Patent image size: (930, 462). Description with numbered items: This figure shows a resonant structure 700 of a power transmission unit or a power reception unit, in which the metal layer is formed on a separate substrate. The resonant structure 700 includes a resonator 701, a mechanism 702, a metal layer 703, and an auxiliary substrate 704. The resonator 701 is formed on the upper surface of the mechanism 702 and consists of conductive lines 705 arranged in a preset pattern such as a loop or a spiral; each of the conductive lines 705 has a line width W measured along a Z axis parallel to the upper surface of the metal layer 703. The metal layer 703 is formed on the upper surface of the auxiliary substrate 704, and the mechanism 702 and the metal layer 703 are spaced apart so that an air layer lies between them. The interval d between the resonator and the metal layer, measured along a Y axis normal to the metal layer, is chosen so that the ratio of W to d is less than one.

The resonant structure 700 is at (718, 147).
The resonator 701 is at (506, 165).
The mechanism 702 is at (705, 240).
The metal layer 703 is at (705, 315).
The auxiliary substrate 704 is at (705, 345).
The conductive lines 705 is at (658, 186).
· · · ·
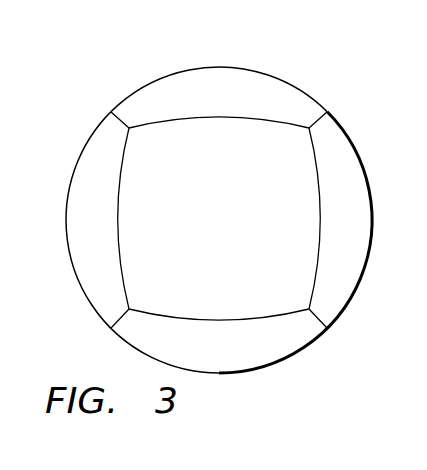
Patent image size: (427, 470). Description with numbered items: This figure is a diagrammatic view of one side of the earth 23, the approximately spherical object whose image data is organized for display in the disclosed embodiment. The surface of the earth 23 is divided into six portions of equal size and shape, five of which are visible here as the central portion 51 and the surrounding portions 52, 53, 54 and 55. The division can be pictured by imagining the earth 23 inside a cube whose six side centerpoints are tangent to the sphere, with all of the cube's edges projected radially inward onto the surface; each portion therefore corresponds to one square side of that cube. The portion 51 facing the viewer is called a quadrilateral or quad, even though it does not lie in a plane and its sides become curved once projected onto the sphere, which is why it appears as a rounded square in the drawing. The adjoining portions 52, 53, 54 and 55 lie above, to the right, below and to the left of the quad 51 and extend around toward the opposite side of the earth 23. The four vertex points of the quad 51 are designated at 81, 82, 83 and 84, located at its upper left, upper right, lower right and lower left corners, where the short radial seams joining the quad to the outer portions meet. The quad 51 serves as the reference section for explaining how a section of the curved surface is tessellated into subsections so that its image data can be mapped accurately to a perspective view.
· · · ·
## Exercise requirements
Copy out everything from the line containing "Patent image size: (930, 462)." down to the line containing "The conductive lines 705 is at (658, 186).", with both of those lines included.

## Exercise solution
Patent image size: (930, 462). Description with numbered items: This figure shows a resonant structure 700 of a power transmission unit or a power reception unit, in which the metal layer is formed on a separate substrate. The resonant structure 700 includes a resonator 701, a mechanism 702, a metal layer 703, and an auxiliary substrate 704. The resonator 701 is formed on the upper surface of the mechanism 702 and consists of conductive lines 705 arranged in a preset pattern such as a loop or a spiral; each of the conductive lines 705 has a line width W measured along a Z axis parallel to the upper surface of the metal layer 703. The metal layer 703 is formed on the upper surface of the auxiliary substrate 704, and the mechanism 702 and the metal layer 703 are spaced apart so that an air layer lies between them. The interval d between the resonator and the metal layer, measured along a Y axis normal to the metal layer, is chosen so that the ratio of W to d is less than one.

The resonant structure 700 is at (718, 147).
The resonator 701 is at (506, 165).
The mechanism 702 is at (705, 240).
The metal layer 703 is at (705, 315).
The auxiliary substrate 704 is at (705, 345).
The conductive lines 705 is at (658, 186).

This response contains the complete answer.